[Begin]
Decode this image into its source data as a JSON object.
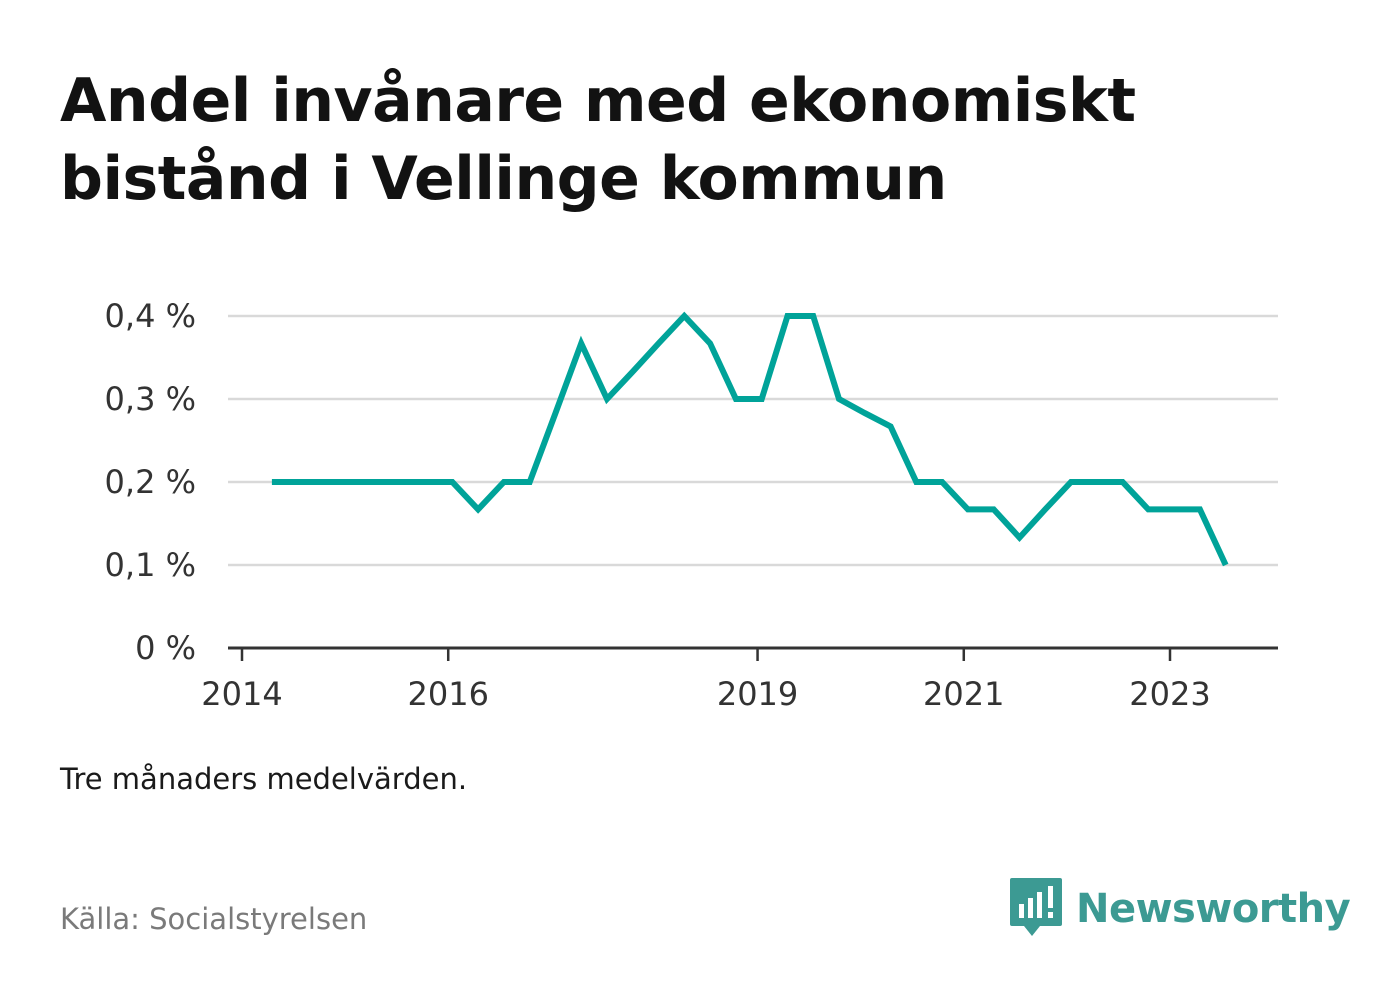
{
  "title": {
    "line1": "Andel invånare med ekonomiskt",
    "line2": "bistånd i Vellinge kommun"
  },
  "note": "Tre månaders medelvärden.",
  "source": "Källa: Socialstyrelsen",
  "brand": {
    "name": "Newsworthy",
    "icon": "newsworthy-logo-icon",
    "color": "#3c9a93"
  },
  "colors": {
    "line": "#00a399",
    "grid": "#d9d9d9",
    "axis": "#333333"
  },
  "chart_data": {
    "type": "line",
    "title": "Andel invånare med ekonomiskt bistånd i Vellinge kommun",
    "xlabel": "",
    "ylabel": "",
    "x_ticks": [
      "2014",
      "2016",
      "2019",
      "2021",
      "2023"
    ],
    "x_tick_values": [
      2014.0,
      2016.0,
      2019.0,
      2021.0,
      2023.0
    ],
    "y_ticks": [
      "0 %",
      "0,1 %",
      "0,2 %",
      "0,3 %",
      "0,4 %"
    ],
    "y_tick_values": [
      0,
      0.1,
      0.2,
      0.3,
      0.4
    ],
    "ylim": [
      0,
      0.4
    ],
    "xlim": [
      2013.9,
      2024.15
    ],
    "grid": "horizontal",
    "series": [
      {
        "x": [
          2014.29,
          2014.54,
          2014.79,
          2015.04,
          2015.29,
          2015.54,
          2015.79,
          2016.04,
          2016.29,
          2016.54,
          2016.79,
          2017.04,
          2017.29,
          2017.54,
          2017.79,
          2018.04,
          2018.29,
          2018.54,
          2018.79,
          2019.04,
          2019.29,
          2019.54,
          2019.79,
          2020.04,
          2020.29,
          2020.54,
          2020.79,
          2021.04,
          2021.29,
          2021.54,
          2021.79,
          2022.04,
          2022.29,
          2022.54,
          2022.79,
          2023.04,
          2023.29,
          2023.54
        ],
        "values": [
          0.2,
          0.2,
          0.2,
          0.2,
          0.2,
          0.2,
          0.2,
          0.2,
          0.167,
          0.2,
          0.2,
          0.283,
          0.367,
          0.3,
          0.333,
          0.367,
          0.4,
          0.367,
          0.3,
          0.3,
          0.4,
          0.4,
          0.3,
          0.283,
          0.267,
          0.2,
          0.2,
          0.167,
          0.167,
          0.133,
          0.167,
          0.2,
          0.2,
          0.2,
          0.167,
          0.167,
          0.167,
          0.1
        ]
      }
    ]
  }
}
[End]
PROBLEM DETAILS
Do not include the images; transcribe the rest of the listing exactly.

RESPONSE TO THE TASK
Decode this image into its source data as a JSON object.
{
  "title": {
    "line1": "Andel invånare med ekonomiskt",
    "line2": "bistånd i Vellinge kommun"
  },
  "note": "Tre månaders medelvärden.",
  "source": "Källa: Socialstyrelsen",
  "brand": {
    "name": "Newsworthy",
    "icon": "newsworthy-logo-icon",
    "color": "#3c9a93"
  },
  "colors": {
    "line": "#00a399",
    "grid": "#d9d9d9",
    "axis": "#333333"
  },
  "chart_data": {
    "type": "line",
    "title": "Andel invånare med ekonomiskt bistånd i Vellinge kommun",
    "xlabel": "",
    "ylabel": "",
    "x_ticks": [
      "2014",
      "2016",
      "2019",
      "2021",
      "2023"
    ],
    "x_tick_values": [
      2014.0,
      2016.0,
      2019.0,
      2021.0,
      2023.0
    ],
    "y_ticks": [
      "0 %",
      "0,1 %",
      "0,2 %",
      "0,3 %",
      "0,4 %"
    ],
    "y_tick_values": [
      0,
      0.1,
      0.2,
      0.3,
      0.4
    ],
    "ylim": [
      0,
      0.4
    ],
    "xlim": [
      2013.9,
      2024.15
    ],
    "grid": "horizontal",
    "series": [
      {
        "x": [
          2014.29,
          2014.54,
          2014.79,
          2015.04,
          2015.29,
          2015.54,
          2015.79,
          2016.04,
          2016.29,
          2016.54,
          2016.79,
          2017.04,
          2017.29,
          2017.54,
          2017.79,
          2018.04,
          2018.29,
          2018.54,
          2018.79,
          2019.04,
          2019.29,
          2019.54,
          2019.79,
          2020.04,
          2020.29,
          2020.54,
          2020.79,
          2021.04,
          2021.29,
          2021.54,
          2021.79,
          2022.04,
          2022.29,
          2022.54,
          2022.79,
          2023.04,
          2023.29,
          2023.54
        ],
        "values": [
          0.2,
          0.2,
          0.2,
          0.2,
          0.2,
          0.2,
          0.2,
          0.2,
          0.167,
          0.2,
          0.2,
          0.283,
          0.367,
          0.3,
          0.333,
          0.367,
          0.4,
          0.367,
          0.3,
          0.3,
          0.4,
          0.4,
          0.3,
          0.283,
          0.267,
          0.2,
          0.2,
          0.167,
          0.167,
          0.133,
          0.167,
          0.2,
          0.2,
          0.2,
          0.167,
          0.167,
          0.167,
          0.1
        ]
      }
    ]
  }
}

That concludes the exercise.